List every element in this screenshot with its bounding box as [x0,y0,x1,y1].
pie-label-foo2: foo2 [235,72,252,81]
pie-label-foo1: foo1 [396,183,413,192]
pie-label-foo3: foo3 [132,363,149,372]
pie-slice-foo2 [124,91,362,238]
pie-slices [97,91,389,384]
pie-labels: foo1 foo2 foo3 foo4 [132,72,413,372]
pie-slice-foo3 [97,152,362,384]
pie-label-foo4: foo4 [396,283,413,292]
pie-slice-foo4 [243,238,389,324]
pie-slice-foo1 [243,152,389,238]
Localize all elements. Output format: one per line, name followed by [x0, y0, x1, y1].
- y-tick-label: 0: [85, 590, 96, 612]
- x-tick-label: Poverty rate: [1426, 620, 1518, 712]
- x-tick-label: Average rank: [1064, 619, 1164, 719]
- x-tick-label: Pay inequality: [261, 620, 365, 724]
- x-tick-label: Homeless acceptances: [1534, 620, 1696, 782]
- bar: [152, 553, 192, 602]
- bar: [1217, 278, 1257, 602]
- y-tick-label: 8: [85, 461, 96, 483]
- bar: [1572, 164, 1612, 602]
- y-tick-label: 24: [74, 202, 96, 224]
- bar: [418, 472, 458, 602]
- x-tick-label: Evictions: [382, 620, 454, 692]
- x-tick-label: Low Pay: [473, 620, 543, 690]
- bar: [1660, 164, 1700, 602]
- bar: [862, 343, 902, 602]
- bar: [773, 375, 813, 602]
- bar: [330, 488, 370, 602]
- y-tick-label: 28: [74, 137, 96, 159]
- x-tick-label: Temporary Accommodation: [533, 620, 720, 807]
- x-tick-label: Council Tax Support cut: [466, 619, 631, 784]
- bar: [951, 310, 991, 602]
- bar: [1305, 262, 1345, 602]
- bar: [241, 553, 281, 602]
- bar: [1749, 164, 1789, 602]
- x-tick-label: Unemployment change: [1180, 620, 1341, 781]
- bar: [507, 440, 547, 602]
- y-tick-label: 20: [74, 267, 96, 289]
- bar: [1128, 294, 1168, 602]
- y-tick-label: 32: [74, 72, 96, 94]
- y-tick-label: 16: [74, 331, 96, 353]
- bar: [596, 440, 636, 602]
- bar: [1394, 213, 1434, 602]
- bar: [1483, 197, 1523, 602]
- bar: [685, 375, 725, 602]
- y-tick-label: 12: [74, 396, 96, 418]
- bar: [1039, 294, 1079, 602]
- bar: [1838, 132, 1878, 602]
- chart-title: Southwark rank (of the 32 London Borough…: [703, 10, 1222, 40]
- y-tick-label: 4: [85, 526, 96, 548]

**Directive:** Reproduce all of the lines above word for word, with no changes.

**Result of the exercise:**
List every element in this screenshot with its bounding box as [x0,y0,x1,y1].
pie-label-foo2: foo2 [235,72,252,81]
pie-label-foo1: foo1 [396,183,413,192]
pie-label-foo3: foo3 [132,363,149,372]
pie-slice-foo2 [124,91,362,238]
pie-slices [97,91,389,384]
pie-labels: foo1 foo2 foo3 foo4 [132,72,413,372]
pie-slice-foo3 [97,152,362,384]
pie-label-foo4: foo4 [396,283,413,292]
pie-slice-foo4 [243,238,389,324]
pie-slice-foo1 [243,152,389,238]
Localize all elements. Output format: one per line, name followed by [x0, y0, x1, y1].
- y-tick-label: 0: [85, 590, 96, 612]
- x-tick-label: Poverty rate: [1426, 620, 1518, 712]
- x-tick-label: Average rank: [1064, 619, 1164, 719]
- x-tick-label: Pay inequality: [261, 620, 365, 724]
- x-tick-label: Homeless acceptances: [1534, 620, 1696, 782]
- bar: [152, 553, 192, 602]
- bar: [1217, 278, 1257, 602]
- y-tick-label: 8: [85, 461, 96, 483]
- bar: [1572, 164, 1612, 602]
- y-tick-label: 24: [74, 202, 96, 224]
- bar: [418, 472, 458, 602]
- x-tick-label: Evictions: [382, 620, 454, 692]
- x-tick-label: Low Pay: [473, 620, 543, 690]
- bar: [1660, 164, 1700, 602]
- bar: [862, 343, 902, 602]
- bar: [773, 375, 813, 602]
- bar: [330, 488, 370, 602]
- y-tick-label: 28: [74, 137, 96, 159]
- x-tick-label: Temporary Accommodation: [533, 620, 720, 807]
- x-tick-label: Council Tax Support cut: [466, 619, 631, 784]
- bar: [951, 310, 991, 602]
- bar: [1305, 262, 1345, 602]
- bar: [241, 553, 281, 602]
- bar: [1749, 164, 1789, 602]
- x-tick-label: Unemployment change: [1180, 620, 1341, 781]
- bar: [507, 440, 547, 602]
- y-tick-label: 20: [74, 267, 96, 289]
- bar: [1128, 294, 1168, 602]
- y-tick-label: 32: [74, 72, 96, 94]
- y-tick-label: 16: [74, 331, 96, 353]
- bar: [596, 440, 636, 602]
- bar: [1394, 213, 1434, 602]
- bar: [1483, 197, 1523, 602]
- bar: [685, 375, 725, 602]
- y-tick-label: 12: [74, 396, 96, 418]
- bar: [1039, 294, 1079, 602]
- bar: [1838, 132, 1878, 602]
- chart-title: Southwark rank (of the 32 London Borough…: [703, 10, 1222, 40]
- y-tick-label: 4: [85, 526, 96, 548]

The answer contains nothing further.